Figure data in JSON
((

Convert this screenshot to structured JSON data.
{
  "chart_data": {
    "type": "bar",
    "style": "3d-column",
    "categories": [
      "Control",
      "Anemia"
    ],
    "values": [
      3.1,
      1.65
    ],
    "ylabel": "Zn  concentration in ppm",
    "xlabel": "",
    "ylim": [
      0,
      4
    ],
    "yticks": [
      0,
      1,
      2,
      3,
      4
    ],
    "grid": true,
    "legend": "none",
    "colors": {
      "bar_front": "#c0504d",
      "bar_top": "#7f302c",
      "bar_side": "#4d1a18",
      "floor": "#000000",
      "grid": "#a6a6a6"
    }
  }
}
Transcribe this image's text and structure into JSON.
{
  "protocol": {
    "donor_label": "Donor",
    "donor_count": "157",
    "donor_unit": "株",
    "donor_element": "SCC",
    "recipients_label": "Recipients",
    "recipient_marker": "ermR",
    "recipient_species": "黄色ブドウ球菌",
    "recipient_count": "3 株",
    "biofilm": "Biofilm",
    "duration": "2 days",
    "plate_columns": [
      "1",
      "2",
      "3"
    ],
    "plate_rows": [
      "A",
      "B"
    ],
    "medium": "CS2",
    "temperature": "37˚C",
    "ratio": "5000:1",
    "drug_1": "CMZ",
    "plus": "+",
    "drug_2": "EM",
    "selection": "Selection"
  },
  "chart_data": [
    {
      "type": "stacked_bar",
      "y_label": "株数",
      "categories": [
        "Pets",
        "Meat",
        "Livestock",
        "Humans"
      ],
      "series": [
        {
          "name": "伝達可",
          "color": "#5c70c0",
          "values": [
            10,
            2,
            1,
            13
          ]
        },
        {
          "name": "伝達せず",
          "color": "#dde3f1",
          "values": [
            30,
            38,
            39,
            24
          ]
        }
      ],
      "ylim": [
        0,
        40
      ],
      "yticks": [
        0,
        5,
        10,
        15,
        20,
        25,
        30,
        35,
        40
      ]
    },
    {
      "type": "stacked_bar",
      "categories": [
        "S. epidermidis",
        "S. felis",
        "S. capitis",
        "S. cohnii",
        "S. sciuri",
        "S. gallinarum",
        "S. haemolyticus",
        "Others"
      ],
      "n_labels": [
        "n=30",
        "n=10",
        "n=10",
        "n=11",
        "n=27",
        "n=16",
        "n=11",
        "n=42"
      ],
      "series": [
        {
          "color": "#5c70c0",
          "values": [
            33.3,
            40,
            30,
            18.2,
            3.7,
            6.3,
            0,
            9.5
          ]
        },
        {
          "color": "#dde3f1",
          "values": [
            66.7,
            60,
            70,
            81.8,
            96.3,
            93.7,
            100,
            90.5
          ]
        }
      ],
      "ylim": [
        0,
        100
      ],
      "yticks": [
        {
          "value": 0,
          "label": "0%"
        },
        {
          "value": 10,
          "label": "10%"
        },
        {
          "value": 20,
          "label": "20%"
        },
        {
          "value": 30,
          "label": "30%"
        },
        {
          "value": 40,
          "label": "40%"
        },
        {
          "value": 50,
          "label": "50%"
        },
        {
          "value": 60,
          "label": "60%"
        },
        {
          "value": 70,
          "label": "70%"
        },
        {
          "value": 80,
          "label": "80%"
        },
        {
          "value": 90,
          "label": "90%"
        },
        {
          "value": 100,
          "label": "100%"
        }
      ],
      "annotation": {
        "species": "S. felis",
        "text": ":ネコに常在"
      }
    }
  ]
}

))

### Aim
Reproduce the complete set of lines precisely as supplied.

### Reply to the task
Convert this screenshot to structured JSON data.
{
  "chart_data": {
    "type": "bar",
    "style": "3d-column",
    "categories": [
      "Control",
      "Anemia"
    ],
    "values": [
      3.1,
      1.65
    ],
    "ylabel": "Zn  concentration in ppm",
    "xlabel": "",
    "ylim": [
      0,
      4
    ],
    "yticks": [
      0,
      1,
      2,
      3,
      4
    ],
    "grid": true,
    "legend": "none",
    "colors": {
      "bar_front": "#c0504d",
      "bar_top": "#7f302c",
      "bar_side": "#4d1a18",
      "floor": "#000000",
      "grid": "#a6a6a6"
    }
  }
}
Transcribe this image's text and structure into JSON.
{
  "protocol": {
    "donor_label": "Donor",
    "donor_count": "157",
    "donor_unit": "株",
    "donor_element": "SCC",
    "recipients_label": "Recipients",
    "recipient_marker": "ermR",
    "recipient_species": "黄色ブドウ球菌",
    "recipient_count": "3 株",
    "biofilm": "Biofilm",
    "duration": "2 days",
    "plate_columns": [
      "1",
      "2",
      "3"
    ],
    "plate_rows": [
      "A",
      "B"
    ],
    "medium": "CS2",
    "temperature": "37˚C",
    "ratio": "5000:1",
    "drug_1": "CMZ",
    "plus": "+",
    "drug_2": "EM",
    "selection": "Selection"
  },
  "chart_data": [
    {
      "type": "stacked_bar",
      "y_label": "株数",
      "categories": [
        "Pets",
        "Meat",
        "Livestock",
        "Humans"
      ],
      "series": [
        {
          "name": "伝達可",
          "color": "#5c70c0",
          "values": [
            10,
            2,
            1,
            13
          ]
        },
        {
          "name": "伝達せず",
          "color": "#dde3f1",
          "values": [
            30,
            38,
            39,
            24
          ]
        }
      ],
      "ylim": [
        0,
        40
      ],
      "yticks": [
        0,
        5,
        10,
        15,
        20,
        25,
        30,
        35,
        40
      ]
    },
    {
      "type": "stacked_bar",
      "categories": [
        "S. epidermidis",
        "S. felis",
        "S. capitis",
        "S. cohnii",
        "S. sciuri",
        "S. gallinarum",
        "S. haemolyticus",
        "Others"
      ],
      "n_labels": [
        "n=30",
        "n=10",
        "n=10",
        "n=11",
        "n=27",
        "n=16",
        "n=11",
        "n=42"
      ],
      "series": [
        {
          "color": "#5c70c0",
          "values": [
            33.3,
            40,
            30,
            18.2,
            3.7,
            6.3,
            0,
            9.5
          ]
        },
        {
          "color": "#dde3f1",
          "values": [
            66.7,
            60,
            70,
            81.8,
            96.3,
            93.7,
            100,
            90.5
          ]
        }
      ],
      "ylim": [
        0,
        100
      ],
      "yticks": [
        {
          "value": 0,
          "label": "0%"
        },
        {
          "value": 10,
          "label": "10%"
        },
        {
          "value": 20,
          "label": "20%"
        },
        {
          "value": 30,
          "label": "30%"
        },
        {
          "value": 40,
          "label": "40%"
        },
        {
          "value": 50,
          "label": "50%"
        },
        {
          "value": 60,
          "label": "60%"
        },
        {
          "value": 70,
          "label": "70%"
        },
        {
          "value": 80,
          "label": "80%"
        },
        {
          "value": 90,
          "label": "90%"
        },
        {
          "value": 100,
          "label": "100%"
        }
      ],
      "annotation": {
        "species": "S. felis",
        "text": ":ネコに常在"
      }
    }
  ]
}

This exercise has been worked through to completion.